**Problem statement**
Reproduce the listing word for word, leaving every picture behind.

········

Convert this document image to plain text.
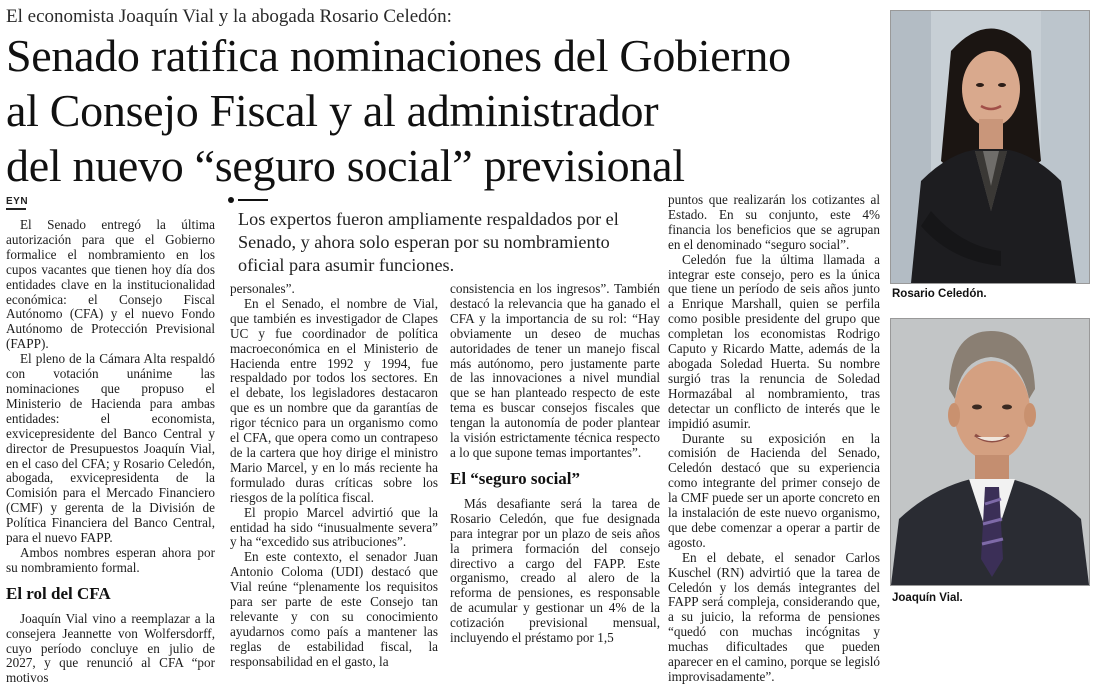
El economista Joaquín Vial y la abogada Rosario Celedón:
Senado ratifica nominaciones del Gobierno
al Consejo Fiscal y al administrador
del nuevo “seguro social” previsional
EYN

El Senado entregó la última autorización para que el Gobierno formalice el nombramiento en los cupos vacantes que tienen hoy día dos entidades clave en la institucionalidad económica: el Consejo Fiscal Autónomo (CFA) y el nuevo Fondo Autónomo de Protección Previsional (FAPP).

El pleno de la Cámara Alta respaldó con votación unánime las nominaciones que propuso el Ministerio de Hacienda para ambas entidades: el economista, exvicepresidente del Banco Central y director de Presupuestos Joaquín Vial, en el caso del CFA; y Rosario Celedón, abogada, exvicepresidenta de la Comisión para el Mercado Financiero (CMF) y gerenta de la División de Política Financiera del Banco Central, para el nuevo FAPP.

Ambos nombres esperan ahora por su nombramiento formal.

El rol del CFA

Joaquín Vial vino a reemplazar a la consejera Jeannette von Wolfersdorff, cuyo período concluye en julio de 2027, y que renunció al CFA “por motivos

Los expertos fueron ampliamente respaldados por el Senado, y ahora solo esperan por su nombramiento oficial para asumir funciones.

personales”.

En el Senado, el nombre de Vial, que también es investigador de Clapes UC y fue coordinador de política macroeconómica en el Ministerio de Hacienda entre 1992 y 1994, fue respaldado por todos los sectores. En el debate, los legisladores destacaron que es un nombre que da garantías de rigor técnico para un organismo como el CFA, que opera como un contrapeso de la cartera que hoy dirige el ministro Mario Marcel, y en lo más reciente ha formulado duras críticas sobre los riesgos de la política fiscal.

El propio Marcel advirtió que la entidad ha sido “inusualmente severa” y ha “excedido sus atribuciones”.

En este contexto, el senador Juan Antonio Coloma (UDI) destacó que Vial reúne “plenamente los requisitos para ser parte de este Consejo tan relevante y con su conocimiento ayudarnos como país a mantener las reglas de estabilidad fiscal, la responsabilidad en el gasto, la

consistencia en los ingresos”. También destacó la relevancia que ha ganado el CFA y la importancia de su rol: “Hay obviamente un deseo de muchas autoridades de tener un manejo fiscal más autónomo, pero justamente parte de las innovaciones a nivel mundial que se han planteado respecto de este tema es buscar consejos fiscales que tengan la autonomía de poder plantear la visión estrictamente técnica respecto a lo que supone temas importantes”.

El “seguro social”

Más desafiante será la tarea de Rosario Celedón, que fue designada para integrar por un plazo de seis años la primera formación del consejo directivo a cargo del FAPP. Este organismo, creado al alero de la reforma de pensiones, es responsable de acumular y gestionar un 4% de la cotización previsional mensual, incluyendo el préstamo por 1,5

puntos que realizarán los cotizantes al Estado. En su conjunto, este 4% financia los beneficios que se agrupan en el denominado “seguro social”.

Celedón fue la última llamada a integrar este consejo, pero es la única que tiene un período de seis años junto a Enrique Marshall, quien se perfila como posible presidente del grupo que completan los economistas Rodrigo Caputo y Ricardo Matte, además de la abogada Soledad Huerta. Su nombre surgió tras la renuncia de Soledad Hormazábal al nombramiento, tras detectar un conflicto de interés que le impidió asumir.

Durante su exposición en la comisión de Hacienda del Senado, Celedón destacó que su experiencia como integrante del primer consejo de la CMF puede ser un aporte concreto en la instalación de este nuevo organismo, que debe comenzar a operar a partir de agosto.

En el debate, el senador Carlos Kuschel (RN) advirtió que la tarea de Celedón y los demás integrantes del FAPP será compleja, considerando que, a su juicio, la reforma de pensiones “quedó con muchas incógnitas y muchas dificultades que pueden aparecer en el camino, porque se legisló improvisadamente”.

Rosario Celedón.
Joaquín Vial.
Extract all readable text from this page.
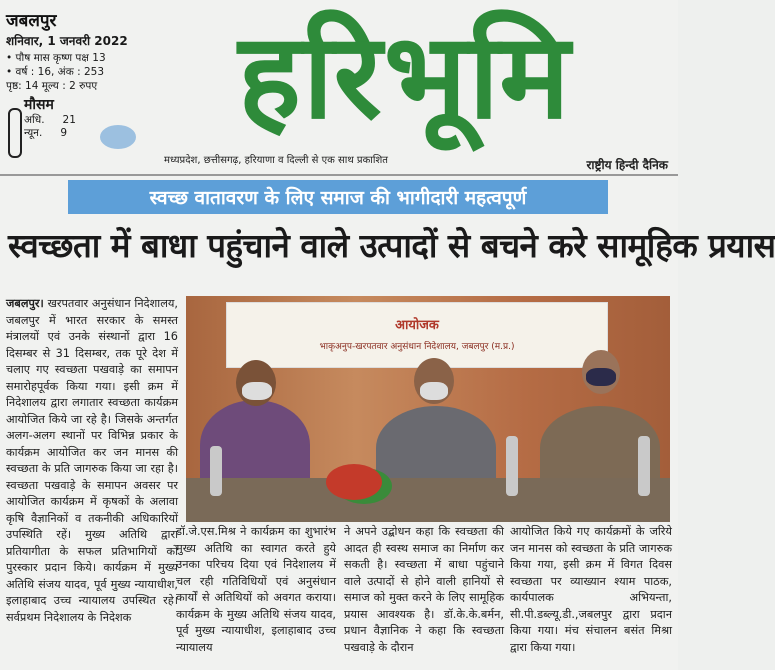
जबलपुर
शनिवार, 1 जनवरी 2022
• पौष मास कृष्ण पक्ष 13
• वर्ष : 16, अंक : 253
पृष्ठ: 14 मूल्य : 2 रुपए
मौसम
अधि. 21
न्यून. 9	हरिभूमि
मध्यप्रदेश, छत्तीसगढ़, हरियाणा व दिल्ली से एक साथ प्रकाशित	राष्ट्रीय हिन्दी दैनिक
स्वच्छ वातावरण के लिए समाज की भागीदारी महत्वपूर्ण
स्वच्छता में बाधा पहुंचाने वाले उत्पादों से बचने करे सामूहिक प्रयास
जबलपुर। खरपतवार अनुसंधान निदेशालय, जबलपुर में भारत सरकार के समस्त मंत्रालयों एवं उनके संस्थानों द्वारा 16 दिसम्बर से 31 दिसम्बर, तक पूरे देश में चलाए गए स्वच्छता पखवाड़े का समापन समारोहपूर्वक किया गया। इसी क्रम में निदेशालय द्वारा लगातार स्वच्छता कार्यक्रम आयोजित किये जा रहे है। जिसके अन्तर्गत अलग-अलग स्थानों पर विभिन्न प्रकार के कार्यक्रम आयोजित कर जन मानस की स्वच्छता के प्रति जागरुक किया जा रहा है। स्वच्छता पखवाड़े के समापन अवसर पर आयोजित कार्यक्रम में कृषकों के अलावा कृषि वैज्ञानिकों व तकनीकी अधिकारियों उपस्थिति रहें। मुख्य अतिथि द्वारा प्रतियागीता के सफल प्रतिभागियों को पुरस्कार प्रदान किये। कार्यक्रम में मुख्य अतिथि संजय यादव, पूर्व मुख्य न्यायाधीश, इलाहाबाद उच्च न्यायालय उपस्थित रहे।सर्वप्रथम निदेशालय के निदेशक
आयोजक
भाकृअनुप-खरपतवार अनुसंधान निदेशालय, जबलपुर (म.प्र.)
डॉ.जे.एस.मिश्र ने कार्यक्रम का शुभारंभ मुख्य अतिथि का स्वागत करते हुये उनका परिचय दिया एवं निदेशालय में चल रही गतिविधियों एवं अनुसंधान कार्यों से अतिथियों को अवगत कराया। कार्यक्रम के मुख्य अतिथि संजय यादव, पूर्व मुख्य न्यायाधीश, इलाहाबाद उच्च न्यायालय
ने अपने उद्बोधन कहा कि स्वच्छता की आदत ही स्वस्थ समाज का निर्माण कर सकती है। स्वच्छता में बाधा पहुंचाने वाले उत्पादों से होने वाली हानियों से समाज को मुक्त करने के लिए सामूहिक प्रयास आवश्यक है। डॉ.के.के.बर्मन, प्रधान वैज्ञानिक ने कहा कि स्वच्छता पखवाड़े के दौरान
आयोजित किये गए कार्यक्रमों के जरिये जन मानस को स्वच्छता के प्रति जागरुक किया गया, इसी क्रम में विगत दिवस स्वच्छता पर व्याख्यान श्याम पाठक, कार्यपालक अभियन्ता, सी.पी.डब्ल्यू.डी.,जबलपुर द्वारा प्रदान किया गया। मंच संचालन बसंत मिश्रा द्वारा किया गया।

········

**Solution for this problem**
Convert this document image to plain text.
El economista Joaquín Vial y la abogada Rosario Celedón:
Senado ratifica nominaciones del Gobierno
al Consejo Fiscal y al administrador
del nuevo “seguro social” previsional
EYN

El Senado entregó la última autorización para que el Gobierno formalice el nombramiento en los cupos vacantes que tienen hoy día dos entidades clave en la institucionalidad económica: el Consejo Fiscal Autónomo (CFA) y el nuevo Fondo Autónomo de Protección Previsional (FAPP).

El pleno de la Cámara Alta respaldó con votación unánime las nominaciones que propuso el Ministerio de Hacienda para ambas entidades: el economista, exvicepresidente del Banco Central y director de Presupuestos Joaquín Vial, en el caso del CFA; y Rosario Celedón, abogada, exvicepresidenta de la Comisión para el Mercado Financiero (CMF) y gerenta de la División de Política Financiera del Banco Central, para el nuevo FAPP.

Ambos nombres esperan ahora por su nombramiento formal.

El rol del CFA

Joaquín Vial vino a reemplazar a la consejera Jeannette von Wolfersdorff, cuyo período concluye en julio de 2027, y que renunció al CFA “por motivos

Los expertos fueron ampliamente respaldados por el Senado, y ahora solo esperan por su nombramiento oficial para asumir funciones.

personales”.

En el Senado, el nombre de Vial, que también es investigador de Clapes UC y fue coordinador de política macroeconómica en el Ministerio de Hacienda entre 1992 y 1994, fue respaldado por todos los sectores. En el debate, los legisladores destacaron que es un nombre que da garantías de rigor técnico para un organismo como el CFA, que opera como un contrapeso de la cartera que hoy dirige el ministro Mario Marcel, y en lo más reciente ha formulado duras críticas sobre los riesgos de la política fiscal.

El propio Marcel advirtió que la entidad ha sido “inusualmente severa” y ha “excedido sus atribuciones”.

En este contexto, el senador Juan Antonio Coloma (UDI) destacó que Vial reúne “plenamente los requisitos para ser parte de este Consejo tan relevante y con su conocimiento ayudarnos como país a mantener las reglas de estabilidad fiscal, la responsabilidad en el gasto, la

consistencia en los ingresos”. También destacó la relevancia que ha ganado el CFA y la importancia de su rol: “Hay obviamente un deseo de muchas autoridades de tener un manejo fiscal más autónomo, pero justamente parte de las innovaciones a nivel mundial que se han planteado respecto de este tema es buscar consejos fiscales que tengan la autonomía de poder plantear la visión estrictamente técnica respecto a lo que supone temas importantes”.

El “seguro social”

Más desafiante será la tarea de Rosario Celedón, que fue designada para integrar por un plazo de seis años la primera formación del consejo directivo a cargo del FAPP. Este organismo, creado al alero de la reforma de pensiones, es responsable de acumular y gestionar un 4% de la cotización previsional mensual, incluyendo el préstamo por 1,5

puntos que realizarán los cotizantes al Estado. En su conjunto, este 4% financia los beneficios que se agrupan en el denominado “seguro social”.

Celedón fue la última llamada a integrar este consejo, pero es la única que tiene un período de seis años junto a Enrique Marshall, quien se perfila como posible presidente del grupo que completan los economistas Rodrigo Caputo y Ricardo Matte, además de la abogada Soledad Huerta. Su nombre surgió tras la renuncia de Soledad Hormazábal al nombramiento, tras detectar un conflicto de interés que le impidió asumir.

Durante su exposición en la comisión de Hacienda del Senado, Celedón destacó que su experiencia como integrante del primer consejo de la CMF puede ser un aporte concreto en la instalación de este nuevo organismo, que debe comenzar a operar a partir de agosto.

En el debate, el senador Carlos Kuschel (RN) advirtió que la tarea de Celedón y los demás integrantes del FAPP será compleja, considerando que, a su juicio, la reforma de pensiones “quedó con muchas incógnitas y muchas dificultades que pueden aparecer en el camino, porque se legisló improvisadamente”.

Rosario Celedón.
Joaquín Vial.
Extract all readable text from this page.
जबलपुर
शनिवार, 1 जनवरी 2022
• पौष मास कृष्ण पक्ष 13
• वर्ष : 16, अंक : 253
पृष्ठ: 14 मूल्य : 2 रुपए
मौसम
अधि. 21
न्यून. 9	हरिभूमि
मध्यप्रदेश, छत्तीसगढ़, हरियाणा व दिल्ली से एक साथ प्रकाशित	राष्ट्रीय हिन्दी दैनिक
स्वच्छ वातावरण के लिए समाज की भागीदारी महत्वपूर्ण
स्वच्छता में बाधा पहुंचाने वाले उत्पादों से बचने करे सामूहिक प्रयास
जबलपुर। खरपतवार अनुसंधान निदेशालय, जबलपुर में भारत सरकार के समस्त मंत्रालयों एवं उनके संस्थानों द्वारा 16 दिसम्बर से 31 दिसम्बर, तक पूरे देश में चलाए गए स्वच्छता पखवाड़े का समापन समारोहपूर्वक किया गया। इसी क्रम में निदेशालय द्वारा लगातार स्वच्छता कार्यक्रम आयोजित किये जा रहे है। जिसके अन्तर्गत अलग-अलग स्थानों पर विभिन्न प्रकार के कार्यक्रम आयोजित कर जन मानस की स्वच्छता के प्रति जागरुक किया जा रहा है। स्वच्छता पखवाड़े के समापन अवसर पर आयोजित कार्यक्रम में कृषकों के अलावा कृषि वैज्ञानिकों व तकनीकी अधिकारियों उपस्थिति रहें। मुख्य अतिथि द्वारा प्रतियागीता के सफल प्रतिभागियों को पुरस्कार प्रदान किये। कार्यक्रम में मुख्य अतिथि संजय यादव, पूर्व मुख्य न्यायाधीश, इलाहाबाद उच्च न्यायालय उपस्थित रहे।सर्वप्रथम निदेशालय के निदेशक
आयोजक
भाकृअनुप-खरपतवार अनुसंधान निदेशालय, जबलपुर (म.प्र.)
डॉ.जे.एस.मिश्र ने कार्यक्रम का शुभारंभ मुख्य अतिथि का स्वागत करते हुये उनका परिचय दिया एवं निदेशालय में चल रही गतिविधियों एवं अनुसंधान कार्यों से अतिथियों को अवगत कराया। कार्यक्रम के मुख्य अतिथि संजय यादव, पूर्व मुख्य न्यायाधीश, इलाहाबाद उच्च न्यायालय
ने अपने उद्बोधन कहा कि स्वच्छता की आदत ही स्वस्थ समाज का निर्माण कर सकती है। स्वच्छता में बाधा पहुंचाने वाले उत्पादों से होने वाली हानियों से समाज को मुक्त करने के लिए सामूहिक प्रयास आवश्यक है। डॉ.के.के.बर्मन, प्रधान वैज्ञानिक ने कहा कि स्वच्छता पखवाड़े के दौरान
आयोजित किये गए कार्यक्रमों के जरिये जन मानस को स्वच्छता के प्रति जागरुक किया गया, इसी क्रम में विगत दिवस स्वच्छता पर व्याख्यान श्याम पाठक, कार्यपालक अभियन्ता, सी.पी.डब्ल्यू.डी.,जबलपुर द्वारा प्रदान किया गया। मंच संचालन बसंत मिश्रा द्वारा किया गया।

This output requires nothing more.